* THE INPUT
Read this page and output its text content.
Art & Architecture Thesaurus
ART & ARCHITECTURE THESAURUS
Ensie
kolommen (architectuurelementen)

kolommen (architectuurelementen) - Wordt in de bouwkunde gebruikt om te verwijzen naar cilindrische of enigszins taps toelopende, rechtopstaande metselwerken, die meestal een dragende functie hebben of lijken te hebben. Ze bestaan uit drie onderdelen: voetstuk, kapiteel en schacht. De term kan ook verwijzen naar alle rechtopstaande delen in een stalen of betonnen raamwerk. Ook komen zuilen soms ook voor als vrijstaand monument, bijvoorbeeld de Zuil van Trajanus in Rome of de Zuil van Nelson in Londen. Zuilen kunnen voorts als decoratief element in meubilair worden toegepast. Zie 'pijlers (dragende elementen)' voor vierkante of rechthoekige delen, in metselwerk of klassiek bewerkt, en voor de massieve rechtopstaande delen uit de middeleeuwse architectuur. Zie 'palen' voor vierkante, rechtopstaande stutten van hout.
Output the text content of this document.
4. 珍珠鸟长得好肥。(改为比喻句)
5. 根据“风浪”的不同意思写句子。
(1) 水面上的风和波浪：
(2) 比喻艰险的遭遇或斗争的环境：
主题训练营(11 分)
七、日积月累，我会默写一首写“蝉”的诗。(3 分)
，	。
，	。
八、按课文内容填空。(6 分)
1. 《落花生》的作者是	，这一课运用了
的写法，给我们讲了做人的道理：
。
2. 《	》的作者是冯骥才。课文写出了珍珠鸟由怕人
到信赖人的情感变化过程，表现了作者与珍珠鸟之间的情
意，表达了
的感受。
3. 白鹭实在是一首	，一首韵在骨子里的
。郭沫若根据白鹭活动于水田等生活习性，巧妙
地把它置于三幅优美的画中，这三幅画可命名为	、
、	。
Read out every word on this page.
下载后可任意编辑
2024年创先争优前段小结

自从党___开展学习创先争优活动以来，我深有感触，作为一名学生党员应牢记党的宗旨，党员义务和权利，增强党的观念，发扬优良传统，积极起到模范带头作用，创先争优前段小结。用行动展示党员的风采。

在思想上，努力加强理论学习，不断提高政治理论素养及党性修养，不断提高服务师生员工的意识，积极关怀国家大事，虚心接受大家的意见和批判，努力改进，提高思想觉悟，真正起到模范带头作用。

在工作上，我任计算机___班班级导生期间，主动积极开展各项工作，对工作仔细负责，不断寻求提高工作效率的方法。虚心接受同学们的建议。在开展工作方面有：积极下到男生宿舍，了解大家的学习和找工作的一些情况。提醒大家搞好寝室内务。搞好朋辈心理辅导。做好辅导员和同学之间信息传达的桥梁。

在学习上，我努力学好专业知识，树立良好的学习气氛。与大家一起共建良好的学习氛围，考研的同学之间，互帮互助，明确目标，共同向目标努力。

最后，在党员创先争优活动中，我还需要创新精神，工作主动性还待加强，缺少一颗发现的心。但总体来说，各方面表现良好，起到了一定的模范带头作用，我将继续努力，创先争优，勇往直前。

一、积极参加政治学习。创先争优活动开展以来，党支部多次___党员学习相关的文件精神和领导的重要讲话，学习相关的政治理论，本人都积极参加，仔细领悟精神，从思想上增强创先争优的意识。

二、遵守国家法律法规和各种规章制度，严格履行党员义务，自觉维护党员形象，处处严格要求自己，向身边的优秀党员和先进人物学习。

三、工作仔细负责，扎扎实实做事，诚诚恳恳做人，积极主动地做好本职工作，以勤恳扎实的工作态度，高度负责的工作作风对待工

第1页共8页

* INSTRUCTION
Every entry above should be retyped exactly as shown.

* TASK SOLUTION
Read this page and output its text content.
Art & Architecture Thesaurus
ART & ARCHITECTURE THESAURUS
Ensie
kolommen (architectuurelementen)

kolommen (architectuurelementen) - Wordt in de bouwkunde gebruikt om te verwijzen naar cilindrische of enigszins taps toelopende, rechtopstaande metselwerken, die meestal een dragende functie hebben of lijken te hebben. Ze bestaan uit drie onderdelen: voetstuk, kapiteel en schacht. De term kan ook verwijzen naar alle rechtopstaande delen in een stalen of betonnen raamwerk. Ook komen zuilen soms ook voor als vrijstaand monument, bijvoorbeeld de Zuil van Trajanus in Rome of de Zuil van Nelson in Londen. Zuilen kunnen voorts als decoratief element in meubilair worden toegepast. Zie 'pijlers (dragende elementen)' voor vierkante of rechthoekige delen, in metselwerk of klassiek bewerkt, en voor de massieve rechtopstaande delen uit de middeleeuwse architectuur. Zie 'palen' voor vierkante, rechtopstaande stutten van hout.
Output the text content of this document.
4. 珍珠鸟长得好肥。(改为比喻句)
5. 根据“风浪”的不同意思写句子。
(1) 水面上的风和波浪：
(2) 比喻艰险的遭遇或斗争的环境：
主题训练营(11 分)
七、日积月累，我会默写一首写“蝉”的诗。(3 分)
，	。
，	。
八、按课文内容填空。(6 分)
1. 《落花生》的作者是	，这一课运用了
的写法，给我们讲了做人的道理：
。
2. 《	》的作者是冯骥才。课文写出了珍珠鸟由怕人
到信赖人的情感变化过程，表现了作者与珍珠鸟之间的情
意，表达了
的感受。
3. 白鹭实在是一首	，一首韵在骨子里的
。郭沫若根据白鹭活动于水田等生活习性，巧妙
地把它置于三幅优美的画中，这三幅画可命名为	、
、	。
Read out every word on this page.
下载后可任意编辑
2024年创先争优前段小结

自从党___开展学习创先争优活动以来，我深有感触，作为一名学生党员应牢记党的宗旨，党员义务和权利，增强党的观念，发扬优良传统，积极起到模范带头作用，创先争优前段小结。用行动展示党员的风采。

在思想上，努力加强理论学习，不断提高政治理论素养及党性修养，不断提高服务师生员工的意识，积极关怀国家大事，虚心接受大家的意见和批判，努力改进，提高思想觉悟，真正起到模范带头作用。

在工作上，我任计算机___班班级导生期间，主动积极开展各项工作，对工作仔细负责，不断寻求提高工作效率的方法。虚心接受同学们的建议。在开展工作方面有：积极下到男生宿舍，了解大家的学习和找工作的一些情况。提醒大家搞好寝室内务。搞好朋辈心理辅导。做好辅导员和同学之间信息传达的桥梁。

在学习上，我努力学好专业知识，树立良好的学习气氛。与大家一起共建良好的学习氛围，考研的同学之间，互帮互助，明确目标，共同向目标努力。

最后，在党员创先争优活动中，我还需要创新精神，工作主动性还待加强，缺少一颗发现的心。但总体来说，各方面表现良好，起到了一定的模范带头作用，我将继续努力，创先争优，勇往直前。

一、积极参加政治学习。创先争优活动开展以来，党支部多次___党员学习相关的文件精神和领导的重要讲话，学习相关的政治理论，本人都积极参加，仔细领悟精神，从思想上增强创先争优的意识。

二、遵守国家法律法规和各种规章制度，严格履行党员义务，自觉维护党员形象，处处严格要求自己，向身边的优秀党员和先进人物学习。

三、工作仔细负责，扎扎实实做事，诚诚恳恳做人，积极主动地做好本职工作，以勤恳扎实的工作态度，高度负责的工作作风对待工

第1页共8页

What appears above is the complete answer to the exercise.